Stored records:
——————————
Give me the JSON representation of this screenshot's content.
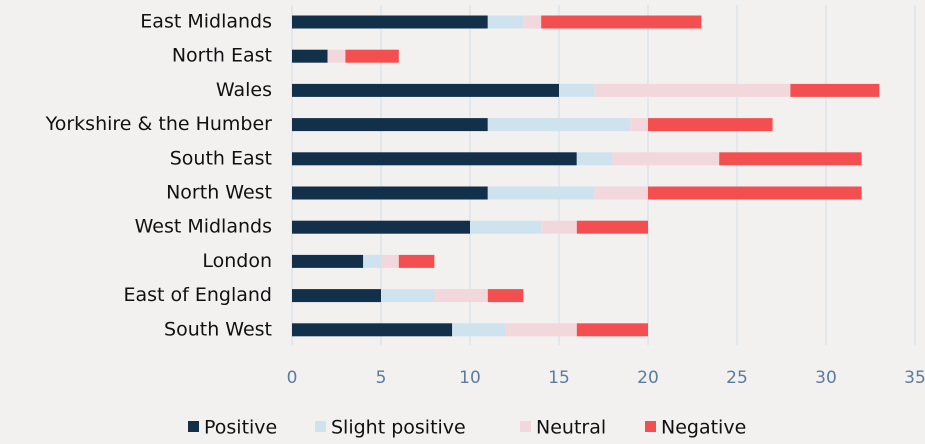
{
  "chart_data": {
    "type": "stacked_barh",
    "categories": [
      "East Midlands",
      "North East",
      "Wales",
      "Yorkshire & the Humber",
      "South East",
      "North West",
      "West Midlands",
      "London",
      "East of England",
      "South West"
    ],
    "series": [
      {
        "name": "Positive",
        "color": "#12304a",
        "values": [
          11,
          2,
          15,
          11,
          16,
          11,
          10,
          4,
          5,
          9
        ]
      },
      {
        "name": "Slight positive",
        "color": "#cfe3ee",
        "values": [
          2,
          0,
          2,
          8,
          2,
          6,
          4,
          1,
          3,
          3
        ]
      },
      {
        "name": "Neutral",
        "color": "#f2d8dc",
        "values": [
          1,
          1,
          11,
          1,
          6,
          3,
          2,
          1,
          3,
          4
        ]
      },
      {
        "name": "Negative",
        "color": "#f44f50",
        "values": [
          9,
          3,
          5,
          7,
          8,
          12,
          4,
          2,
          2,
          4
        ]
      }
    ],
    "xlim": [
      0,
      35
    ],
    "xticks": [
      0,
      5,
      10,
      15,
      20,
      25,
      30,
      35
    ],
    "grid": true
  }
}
——————————
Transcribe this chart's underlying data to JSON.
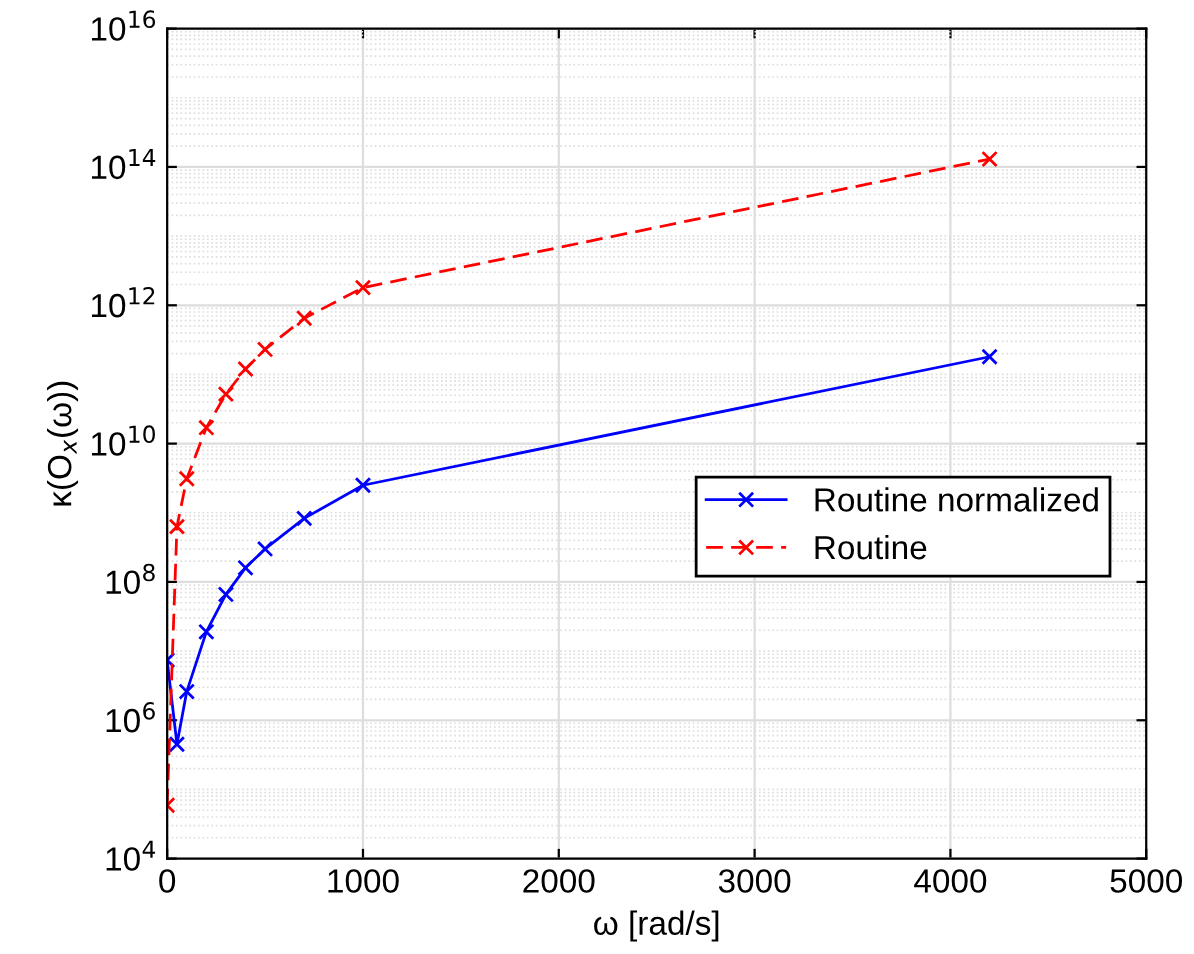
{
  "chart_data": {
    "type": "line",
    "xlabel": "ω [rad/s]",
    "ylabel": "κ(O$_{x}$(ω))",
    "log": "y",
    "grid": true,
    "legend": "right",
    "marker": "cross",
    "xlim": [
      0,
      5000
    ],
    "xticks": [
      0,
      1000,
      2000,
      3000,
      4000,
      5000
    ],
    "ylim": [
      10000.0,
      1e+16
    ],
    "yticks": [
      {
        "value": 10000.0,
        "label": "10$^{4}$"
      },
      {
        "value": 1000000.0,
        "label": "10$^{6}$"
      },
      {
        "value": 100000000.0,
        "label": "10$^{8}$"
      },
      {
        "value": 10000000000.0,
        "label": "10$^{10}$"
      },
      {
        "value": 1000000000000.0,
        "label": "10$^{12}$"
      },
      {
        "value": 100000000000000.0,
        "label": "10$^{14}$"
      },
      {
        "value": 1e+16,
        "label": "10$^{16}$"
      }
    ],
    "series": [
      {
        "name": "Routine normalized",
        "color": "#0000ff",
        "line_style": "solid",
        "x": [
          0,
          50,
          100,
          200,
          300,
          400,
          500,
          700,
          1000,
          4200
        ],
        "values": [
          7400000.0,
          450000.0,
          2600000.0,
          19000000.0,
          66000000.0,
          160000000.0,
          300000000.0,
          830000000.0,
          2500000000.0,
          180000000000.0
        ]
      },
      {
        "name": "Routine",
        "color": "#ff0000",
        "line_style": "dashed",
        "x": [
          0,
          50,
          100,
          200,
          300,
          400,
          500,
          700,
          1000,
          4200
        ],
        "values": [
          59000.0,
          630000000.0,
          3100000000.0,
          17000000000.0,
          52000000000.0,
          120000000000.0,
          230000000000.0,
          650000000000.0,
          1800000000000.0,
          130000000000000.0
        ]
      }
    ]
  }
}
——————————
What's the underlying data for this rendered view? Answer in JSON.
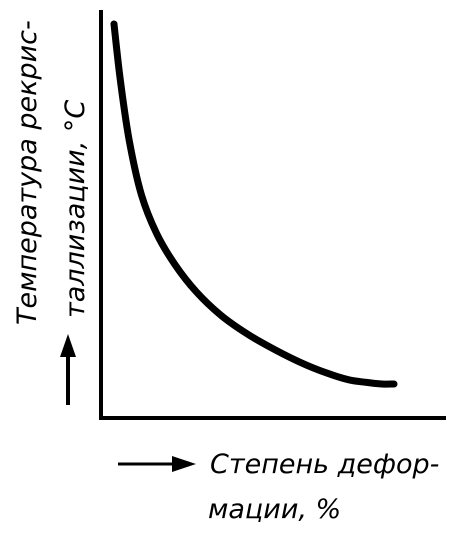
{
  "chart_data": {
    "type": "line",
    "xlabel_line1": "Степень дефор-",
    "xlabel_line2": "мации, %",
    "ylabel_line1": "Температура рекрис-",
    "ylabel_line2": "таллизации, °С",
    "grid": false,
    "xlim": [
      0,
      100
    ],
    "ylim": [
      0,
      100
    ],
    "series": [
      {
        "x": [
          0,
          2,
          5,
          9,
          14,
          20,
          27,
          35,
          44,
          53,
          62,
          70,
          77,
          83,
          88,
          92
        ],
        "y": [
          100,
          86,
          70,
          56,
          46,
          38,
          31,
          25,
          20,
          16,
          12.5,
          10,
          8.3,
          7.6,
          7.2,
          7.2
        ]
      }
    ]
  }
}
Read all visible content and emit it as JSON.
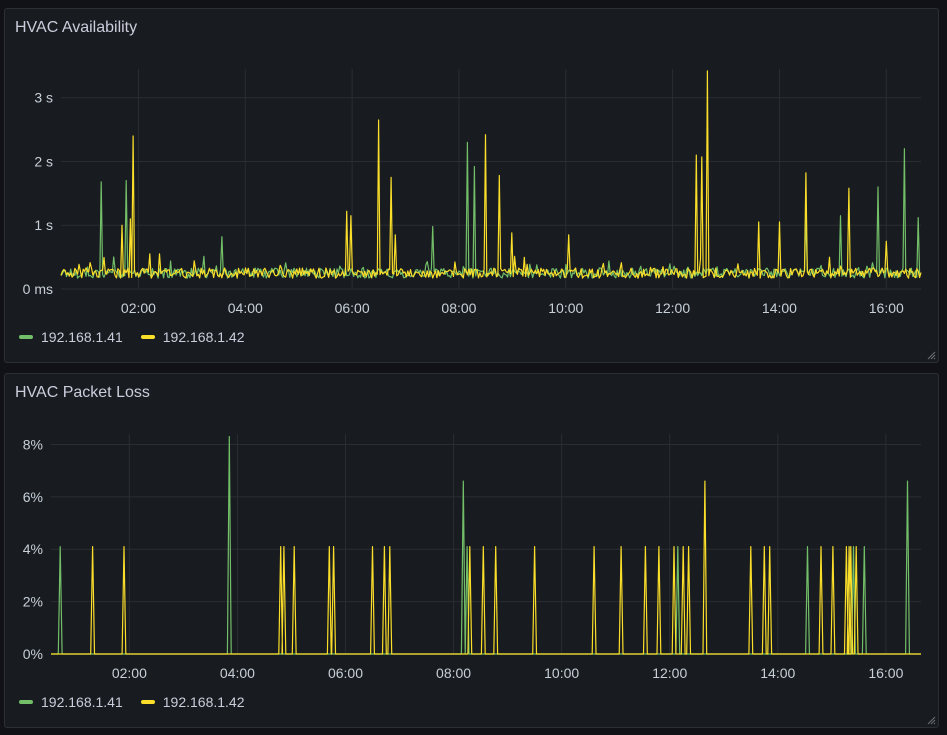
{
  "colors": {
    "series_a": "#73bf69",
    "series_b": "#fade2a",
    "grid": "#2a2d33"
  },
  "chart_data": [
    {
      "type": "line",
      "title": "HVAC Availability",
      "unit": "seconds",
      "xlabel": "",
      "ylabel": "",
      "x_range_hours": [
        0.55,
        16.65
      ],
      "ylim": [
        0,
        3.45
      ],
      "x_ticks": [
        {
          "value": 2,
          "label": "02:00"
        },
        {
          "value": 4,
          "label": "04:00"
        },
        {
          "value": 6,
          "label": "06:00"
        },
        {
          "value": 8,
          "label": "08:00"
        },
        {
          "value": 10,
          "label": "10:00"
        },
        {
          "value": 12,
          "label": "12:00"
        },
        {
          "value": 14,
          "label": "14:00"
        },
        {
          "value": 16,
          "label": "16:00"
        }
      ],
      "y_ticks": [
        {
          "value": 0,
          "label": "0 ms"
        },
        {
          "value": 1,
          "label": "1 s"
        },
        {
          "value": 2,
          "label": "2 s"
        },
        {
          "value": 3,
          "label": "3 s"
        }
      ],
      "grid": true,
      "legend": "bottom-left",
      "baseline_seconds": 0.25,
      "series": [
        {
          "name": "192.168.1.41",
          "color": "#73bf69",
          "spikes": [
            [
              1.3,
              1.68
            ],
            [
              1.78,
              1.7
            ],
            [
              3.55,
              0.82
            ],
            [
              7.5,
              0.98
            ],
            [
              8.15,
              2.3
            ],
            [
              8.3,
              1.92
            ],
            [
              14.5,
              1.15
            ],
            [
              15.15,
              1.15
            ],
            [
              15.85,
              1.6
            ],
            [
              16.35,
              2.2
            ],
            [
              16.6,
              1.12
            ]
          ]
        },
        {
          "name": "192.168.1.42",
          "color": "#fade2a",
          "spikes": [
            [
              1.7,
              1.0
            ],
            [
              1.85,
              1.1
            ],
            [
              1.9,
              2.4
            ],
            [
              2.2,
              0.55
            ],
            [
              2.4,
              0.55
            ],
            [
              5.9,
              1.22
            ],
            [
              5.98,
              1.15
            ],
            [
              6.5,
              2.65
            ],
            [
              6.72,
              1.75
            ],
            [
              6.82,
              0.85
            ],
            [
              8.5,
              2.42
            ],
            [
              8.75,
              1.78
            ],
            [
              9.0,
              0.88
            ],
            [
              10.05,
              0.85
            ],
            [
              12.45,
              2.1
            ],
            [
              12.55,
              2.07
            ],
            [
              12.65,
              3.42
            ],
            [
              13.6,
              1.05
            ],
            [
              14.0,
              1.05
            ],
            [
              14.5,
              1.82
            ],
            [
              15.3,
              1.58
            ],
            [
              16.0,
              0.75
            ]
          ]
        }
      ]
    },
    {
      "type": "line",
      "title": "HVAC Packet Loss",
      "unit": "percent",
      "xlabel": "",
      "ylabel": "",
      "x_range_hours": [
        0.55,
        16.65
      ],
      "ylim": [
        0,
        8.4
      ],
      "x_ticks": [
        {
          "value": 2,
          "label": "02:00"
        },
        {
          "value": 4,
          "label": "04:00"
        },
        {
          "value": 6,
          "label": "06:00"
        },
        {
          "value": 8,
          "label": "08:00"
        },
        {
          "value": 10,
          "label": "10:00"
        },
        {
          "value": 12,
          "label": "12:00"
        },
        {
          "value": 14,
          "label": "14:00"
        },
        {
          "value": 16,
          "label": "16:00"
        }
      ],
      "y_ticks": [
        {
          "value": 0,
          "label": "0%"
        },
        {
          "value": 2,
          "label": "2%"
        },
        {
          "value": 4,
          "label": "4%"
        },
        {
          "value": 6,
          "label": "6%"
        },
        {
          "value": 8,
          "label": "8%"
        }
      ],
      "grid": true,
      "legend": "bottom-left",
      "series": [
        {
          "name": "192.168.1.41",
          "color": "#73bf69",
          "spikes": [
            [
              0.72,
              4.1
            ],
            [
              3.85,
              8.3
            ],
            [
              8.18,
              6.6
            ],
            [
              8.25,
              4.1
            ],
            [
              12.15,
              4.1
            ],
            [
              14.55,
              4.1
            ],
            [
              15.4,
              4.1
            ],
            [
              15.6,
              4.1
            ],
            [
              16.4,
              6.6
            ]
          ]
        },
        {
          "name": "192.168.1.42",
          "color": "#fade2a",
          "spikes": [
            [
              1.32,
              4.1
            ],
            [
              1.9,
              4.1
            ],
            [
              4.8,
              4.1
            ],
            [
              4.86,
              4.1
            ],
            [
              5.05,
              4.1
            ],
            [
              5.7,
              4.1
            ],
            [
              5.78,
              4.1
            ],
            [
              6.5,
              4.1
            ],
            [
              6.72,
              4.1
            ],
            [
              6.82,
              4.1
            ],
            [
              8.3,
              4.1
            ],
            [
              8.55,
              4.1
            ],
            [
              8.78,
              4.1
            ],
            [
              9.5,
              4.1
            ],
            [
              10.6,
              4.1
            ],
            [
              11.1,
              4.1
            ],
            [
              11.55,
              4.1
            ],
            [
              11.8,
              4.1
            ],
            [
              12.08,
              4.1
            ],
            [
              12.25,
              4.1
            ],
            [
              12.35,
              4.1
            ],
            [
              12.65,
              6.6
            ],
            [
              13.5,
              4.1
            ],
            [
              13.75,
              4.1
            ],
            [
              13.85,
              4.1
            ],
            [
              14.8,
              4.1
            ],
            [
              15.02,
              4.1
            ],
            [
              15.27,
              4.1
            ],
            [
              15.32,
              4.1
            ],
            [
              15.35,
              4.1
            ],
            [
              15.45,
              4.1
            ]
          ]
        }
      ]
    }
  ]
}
——————————
▶ **Stated exercise**: Report how many lines in this data include the string "name", and nothing else.

▶ **Result of the exercise**: 10